* [DESCRIPTION OF THE TASK]
Your task is to transcribe all of the records exactly and leave out the pictures.

-------- PROVIDED RECORDS

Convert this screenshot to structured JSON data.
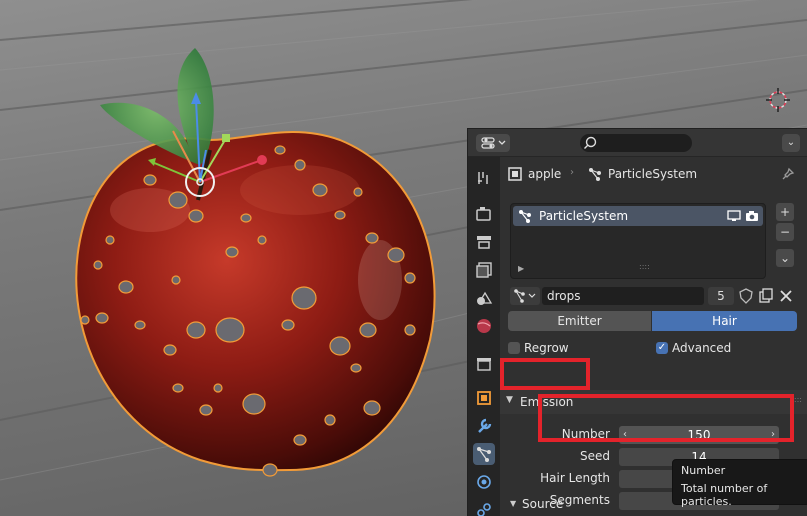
{
  "header": {
    "search_placeholder": ""
  },
  "breadcrumb": {
    "object": "apple",
    "particles": "ParticleSystem"
  },
  "particle_list": {
    "items": [
      {
        "label": "ParticleSystem"
      }
    ],
    "side_buttons": [
      "+",
      "−",
      "⌄"
    ]
  },
  "particle_settings": {
    "name": "drops",
    "user_count": "5"
  },
  "type_toggle": {
    "options": [
      "Emitter",
      "Hair"
    ],
    "selected": "Hair"
  },
  "options": {
    "regrow": {
      "label": "Regrow",
      "checked": false
    },
    "advanced": {
      "label": "Advanced",
      "checked": true
    }
  },
  "emission": {
    "title": "Emission",
    "number": {
      "label": "Number",
      "value": "150"
    },
    "seed": {
      "label": "Seed",
      "value": "14"
    },
    "hair_length": {
      "label": "Hair Length"
    },
    "segments": {
      "label": "Segments"
    }
  },
  "source": {
    "title": "Source"
  },
  "tooltip": {
    "title": "Number",
    "text": "Total number of particles."
  },
  "colors": {
    "accent": "#4772b3",
    "highlight": "#e4232b",
    "selection": "#f29b38"
  },
  "icons": [
    "editor-type-icon",
    "search-icon",
    "chevron-down-icon",
    "tool-icon",
    "render-icon",
    "output-icon",
    "view-layer-icon",
    "scene-icon",
    "world-icon",
    "collection-icon",
    "object-icon",
    "modifier-icon",
    "particles-icon",
    "physics-icon",
    "constraints-icon",
    "pin-icon",
    "monitor-icon",
    "camera-icon"
  ]
}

----------------

* [EXERCISE OUTPUT]
Convert this screenshot to structured JSON data.
{
  "header": {
    "search_placeholder": ""
  },
  "breadcrumb": {
    "object": "apple",
    "particles": "ParticleSystem"
  },
  "particle_list": {
    "items": [
      {
        "label": "ParticleSystem"
      }
    ],
    "side_buttons": [
      "+",
      "−",
      "⌄"
    ]
  },
  "particle_settings": {
    "name": "drops",
    "user_count": "5"
  },
  "type_toggle": {
    "options": [
      "Emitter",
      "Hair"
    ],
    "selected": "Hair"
  },
  "options": {
    "regrow": {
      "label": "Regrow",
      "checked": false
    },
    "advanced": {
      "label": "Advanced",
      "checked": true
    }
  },
  "emission": {
    "title": "Emission",
    "number": {
      "label": "Number",
      "value": "150"
    },
    "seed": {
      "label": "Seed",
      "value": "14"
    },
    "hair_length": {
      "label": "Hair Length"
    },
    "segments": {
      "label": "Segments"
    }
  },
  "source": {
    "title": "Source"
  },
  "tooltip": {
    "title": "Number",
    "text": "Total number of particles."
  },
  "colors": {
    "accent": "#4772b3",
    "highlight": "#e4232b",
    "selection": "#f29b38"
  },
  "icons": [
    "editor-type-icon",
    "search-icon",
    "chevron-down-icon",
    "tool-icon",
    "render-icon",
    "output-icon",
    "view-layer-icon",
    "scene-icon",
    "world-icon",
    "collection-icon",
    "object-icon",
    "modifier-icon",
    "particles-icon",
    "physics-icon",
    "constraints-icon",
    "pin-icon",
    "monitor-icon",
    "camera-icon"
  ]
}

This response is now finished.